[BEGIN Extracted information]

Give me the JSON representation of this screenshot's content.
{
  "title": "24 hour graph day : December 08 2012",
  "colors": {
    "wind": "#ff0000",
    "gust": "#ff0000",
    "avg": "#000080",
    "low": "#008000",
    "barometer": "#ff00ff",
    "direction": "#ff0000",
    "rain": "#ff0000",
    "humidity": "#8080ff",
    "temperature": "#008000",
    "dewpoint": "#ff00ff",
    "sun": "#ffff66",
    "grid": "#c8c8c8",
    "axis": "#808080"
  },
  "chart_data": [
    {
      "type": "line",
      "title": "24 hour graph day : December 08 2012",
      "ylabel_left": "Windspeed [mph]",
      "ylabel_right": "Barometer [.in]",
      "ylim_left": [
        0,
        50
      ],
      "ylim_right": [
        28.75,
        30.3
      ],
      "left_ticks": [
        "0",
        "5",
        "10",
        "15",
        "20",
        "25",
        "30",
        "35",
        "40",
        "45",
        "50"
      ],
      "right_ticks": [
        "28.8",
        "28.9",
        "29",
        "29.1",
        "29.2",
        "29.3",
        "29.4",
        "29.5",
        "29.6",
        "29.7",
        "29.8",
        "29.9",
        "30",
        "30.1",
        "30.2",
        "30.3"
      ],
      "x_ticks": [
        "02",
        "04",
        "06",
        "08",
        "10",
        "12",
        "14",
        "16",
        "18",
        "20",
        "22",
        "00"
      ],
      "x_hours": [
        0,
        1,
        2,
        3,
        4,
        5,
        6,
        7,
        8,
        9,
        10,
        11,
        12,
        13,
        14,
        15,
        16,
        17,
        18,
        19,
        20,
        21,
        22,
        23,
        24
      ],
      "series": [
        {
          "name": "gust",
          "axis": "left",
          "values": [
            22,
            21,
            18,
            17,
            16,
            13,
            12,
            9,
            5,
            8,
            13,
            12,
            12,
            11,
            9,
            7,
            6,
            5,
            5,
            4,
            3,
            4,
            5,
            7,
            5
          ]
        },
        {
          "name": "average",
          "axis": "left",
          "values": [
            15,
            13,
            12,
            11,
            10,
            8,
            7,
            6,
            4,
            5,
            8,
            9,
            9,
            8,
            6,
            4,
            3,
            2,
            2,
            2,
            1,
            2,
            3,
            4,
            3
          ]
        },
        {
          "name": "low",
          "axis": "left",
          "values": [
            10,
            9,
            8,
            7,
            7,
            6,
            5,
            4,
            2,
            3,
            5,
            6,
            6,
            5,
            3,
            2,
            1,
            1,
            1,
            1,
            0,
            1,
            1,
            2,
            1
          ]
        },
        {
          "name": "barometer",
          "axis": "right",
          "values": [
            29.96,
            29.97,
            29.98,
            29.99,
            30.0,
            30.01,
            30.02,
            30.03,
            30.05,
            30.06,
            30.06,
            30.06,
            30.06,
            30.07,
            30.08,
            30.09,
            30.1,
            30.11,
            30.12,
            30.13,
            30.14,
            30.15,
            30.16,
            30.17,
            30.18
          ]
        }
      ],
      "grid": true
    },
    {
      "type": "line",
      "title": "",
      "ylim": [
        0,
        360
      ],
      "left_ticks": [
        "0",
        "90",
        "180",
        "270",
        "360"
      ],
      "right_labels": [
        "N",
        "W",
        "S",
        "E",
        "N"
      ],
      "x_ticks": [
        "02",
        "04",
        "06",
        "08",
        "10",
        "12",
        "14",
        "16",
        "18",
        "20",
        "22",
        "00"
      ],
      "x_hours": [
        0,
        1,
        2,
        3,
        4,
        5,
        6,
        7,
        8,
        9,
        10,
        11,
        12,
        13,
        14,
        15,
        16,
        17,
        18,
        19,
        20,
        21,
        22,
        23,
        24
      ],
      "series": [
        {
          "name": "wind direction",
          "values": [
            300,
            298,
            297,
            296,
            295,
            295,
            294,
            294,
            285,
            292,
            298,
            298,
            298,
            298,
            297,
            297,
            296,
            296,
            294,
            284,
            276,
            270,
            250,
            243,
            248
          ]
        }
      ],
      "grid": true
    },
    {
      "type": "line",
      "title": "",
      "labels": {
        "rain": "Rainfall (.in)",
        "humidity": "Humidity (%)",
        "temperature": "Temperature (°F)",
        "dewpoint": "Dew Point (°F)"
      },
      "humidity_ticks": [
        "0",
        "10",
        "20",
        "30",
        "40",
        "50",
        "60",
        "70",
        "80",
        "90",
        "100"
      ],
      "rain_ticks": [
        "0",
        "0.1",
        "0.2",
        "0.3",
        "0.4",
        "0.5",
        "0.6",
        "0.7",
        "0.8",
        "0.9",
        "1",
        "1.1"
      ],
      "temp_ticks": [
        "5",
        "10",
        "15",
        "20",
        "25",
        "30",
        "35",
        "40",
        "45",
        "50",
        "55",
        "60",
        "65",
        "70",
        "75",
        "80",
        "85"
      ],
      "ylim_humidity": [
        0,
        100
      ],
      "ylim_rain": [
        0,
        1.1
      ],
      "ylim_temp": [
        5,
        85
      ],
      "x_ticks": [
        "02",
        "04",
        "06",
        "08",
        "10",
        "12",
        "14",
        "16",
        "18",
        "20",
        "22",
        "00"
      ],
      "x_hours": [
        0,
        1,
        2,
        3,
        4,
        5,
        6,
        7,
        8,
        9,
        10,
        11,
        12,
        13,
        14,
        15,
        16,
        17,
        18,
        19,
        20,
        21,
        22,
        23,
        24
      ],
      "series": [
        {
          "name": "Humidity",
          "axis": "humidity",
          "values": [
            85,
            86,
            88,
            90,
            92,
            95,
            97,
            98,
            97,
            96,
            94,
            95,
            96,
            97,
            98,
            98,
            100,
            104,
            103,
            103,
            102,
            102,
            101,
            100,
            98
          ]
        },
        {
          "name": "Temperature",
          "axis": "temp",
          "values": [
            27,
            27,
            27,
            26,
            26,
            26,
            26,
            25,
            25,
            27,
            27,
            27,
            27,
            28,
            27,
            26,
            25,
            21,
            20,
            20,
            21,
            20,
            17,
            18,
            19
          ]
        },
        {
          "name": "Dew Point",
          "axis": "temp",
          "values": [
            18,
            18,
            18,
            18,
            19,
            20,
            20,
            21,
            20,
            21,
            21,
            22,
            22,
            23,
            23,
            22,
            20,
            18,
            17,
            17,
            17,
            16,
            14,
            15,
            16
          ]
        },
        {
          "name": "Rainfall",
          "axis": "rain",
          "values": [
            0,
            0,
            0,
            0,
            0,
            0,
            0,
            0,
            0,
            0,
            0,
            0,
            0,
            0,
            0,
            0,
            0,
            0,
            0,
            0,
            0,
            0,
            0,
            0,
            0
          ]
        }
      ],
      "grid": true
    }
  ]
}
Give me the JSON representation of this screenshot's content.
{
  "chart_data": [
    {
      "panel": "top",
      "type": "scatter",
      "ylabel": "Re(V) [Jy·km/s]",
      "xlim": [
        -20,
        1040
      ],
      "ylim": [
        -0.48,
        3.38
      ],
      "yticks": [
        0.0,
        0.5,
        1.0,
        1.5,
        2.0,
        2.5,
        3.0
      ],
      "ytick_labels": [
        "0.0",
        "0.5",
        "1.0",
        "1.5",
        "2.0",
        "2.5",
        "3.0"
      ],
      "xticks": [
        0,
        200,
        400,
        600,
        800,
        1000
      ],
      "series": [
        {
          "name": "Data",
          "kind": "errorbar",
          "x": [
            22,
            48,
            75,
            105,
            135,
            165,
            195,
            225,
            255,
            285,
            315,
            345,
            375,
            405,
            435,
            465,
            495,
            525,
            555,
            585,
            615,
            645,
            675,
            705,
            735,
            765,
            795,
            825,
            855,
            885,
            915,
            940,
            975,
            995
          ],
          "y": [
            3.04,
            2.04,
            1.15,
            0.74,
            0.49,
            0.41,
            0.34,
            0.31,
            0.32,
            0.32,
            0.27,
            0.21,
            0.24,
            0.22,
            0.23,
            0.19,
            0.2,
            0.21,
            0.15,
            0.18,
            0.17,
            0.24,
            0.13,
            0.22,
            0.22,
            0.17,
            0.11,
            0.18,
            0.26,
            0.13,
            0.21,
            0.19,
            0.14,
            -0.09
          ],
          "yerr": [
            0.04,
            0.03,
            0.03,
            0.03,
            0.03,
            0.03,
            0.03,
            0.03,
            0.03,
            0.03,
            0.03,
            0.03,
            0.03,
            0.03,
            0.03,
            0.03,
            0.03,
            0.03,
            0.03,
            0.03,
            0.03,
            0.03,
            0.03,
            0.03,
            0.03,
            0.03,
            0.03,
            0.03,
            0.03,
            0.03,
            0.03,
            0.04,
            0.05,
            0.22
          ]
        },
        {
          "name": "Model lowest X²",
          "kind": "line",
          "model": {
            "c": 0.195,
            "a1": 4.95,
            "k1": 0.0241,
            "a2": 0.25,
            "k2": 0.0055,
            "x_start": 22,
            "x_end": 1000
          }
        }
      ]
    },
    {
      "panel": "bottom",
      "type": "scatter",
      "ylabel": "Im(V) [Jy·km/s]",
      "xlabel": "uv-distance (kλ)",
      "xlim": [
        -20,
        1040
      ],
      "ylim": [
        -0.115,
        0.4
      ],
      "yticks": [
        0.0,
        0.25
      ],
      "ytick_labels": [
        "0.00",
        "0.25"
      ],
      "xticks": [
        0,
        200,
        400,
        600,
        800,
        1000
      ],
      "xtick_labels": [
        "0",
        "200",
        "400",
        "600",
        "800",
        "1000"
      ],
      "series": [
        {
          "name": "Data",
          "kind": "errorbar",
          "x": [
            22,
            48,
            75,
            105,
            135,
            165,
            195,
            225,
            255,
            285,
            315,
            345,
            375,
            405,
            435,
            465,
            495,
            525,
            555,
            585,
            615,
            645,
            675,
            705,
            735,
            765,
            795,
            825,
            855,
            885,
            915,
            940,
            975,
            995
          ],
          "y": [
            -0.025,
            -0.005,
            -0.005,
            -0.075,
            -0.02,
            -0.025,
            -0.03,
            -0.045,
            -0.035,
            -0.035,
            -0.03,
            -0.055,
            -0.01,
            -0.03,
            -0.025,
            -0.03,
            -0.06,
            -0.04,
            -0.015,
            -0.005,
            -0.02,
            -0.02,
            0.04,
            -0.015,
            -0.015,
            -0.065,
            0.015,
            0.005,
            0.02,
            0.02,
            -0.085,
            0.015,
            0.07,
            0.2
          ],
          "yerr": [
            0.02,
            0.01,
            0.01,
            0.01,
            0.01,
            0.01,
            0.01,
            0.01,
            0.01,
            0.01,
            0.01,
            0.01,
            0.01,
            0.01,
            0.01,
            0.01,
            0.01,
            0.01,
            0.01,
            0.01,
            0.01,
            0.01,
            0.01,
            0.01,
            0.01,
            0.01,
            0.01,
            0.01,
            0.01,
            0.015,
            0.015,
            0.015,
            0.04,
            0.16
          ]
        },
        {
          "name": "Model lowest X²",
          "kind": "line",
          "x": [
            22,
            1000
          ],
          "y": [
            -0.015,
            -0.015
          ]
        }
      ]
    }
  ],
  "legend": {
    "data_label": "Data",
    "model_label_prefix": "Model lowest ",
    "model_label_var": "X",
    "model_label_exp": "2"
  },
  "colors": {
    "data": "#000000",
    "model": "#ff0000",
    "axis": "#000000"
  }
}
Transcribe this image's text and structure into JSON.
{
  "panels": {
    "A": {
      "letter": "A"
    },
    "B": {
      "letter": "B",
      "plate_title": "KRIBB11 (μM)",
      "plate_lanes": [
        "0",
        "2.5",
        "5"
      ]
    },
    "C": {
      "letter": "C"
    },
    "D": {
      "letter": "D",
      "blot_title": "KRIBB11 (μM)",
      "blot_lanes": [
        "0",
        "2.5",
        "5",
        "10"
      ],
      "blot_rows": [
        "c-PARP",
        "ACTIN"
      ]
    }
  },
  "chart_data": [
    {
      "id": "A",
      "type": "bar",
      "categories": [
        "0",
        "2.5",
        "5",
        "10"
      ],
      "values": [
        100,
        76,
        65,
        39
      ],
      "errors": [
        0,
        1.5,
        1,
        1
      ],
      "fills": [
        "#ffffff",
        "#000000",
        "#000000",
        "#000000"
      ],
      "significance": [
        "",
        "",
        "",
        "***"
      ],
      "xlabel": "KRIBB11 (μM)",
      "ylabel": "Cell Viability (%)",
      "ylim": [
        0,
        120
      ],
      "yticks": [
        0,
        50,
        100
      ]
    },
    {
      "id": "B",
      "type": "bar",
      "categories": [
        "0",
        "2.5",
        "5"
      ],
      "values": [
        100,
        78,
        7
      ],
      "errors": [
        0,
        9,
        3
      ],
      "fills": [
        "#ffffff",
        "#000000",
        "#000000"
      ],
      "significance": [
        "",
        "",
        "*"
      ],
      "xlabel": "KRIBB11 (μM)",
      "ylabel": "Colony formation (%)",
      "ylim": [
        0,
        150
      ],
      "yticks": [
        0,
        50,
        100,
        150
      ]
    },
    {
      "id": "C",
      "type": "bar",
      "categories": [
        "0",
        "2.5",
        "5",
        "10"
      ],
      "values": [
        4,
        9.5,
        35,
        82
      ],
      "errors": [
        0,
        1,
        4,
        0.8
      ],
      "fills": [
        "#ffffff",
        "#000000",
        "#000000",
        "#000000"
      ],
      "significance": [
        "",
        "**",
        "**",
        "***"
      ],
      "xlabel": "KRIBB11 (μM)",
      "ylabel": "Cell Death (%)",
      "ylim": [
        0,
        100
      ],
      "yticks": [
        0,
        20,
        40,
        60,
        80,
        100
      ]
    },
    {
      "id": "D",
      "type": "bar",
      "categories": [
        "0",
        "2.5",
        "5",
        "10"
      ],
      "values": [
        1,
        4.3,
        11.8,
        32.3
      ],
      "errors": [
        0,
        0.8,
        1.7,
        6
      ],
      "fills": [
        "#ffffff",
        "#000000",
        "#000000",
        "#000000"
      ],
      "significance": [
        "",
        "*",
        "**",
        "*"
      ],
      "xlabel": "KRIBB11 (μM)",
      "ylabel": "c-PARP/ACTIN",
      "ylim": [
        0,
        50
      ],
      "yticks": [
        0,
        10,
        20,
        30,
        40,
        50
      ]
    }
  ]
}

[END Extracted information]

Stated problem: Which lines contain "Cell"? Copy each of them.

Complete answer:
      "ylabel": "Cell Viability (%)",
      "ylabel": "Cell Death (%)",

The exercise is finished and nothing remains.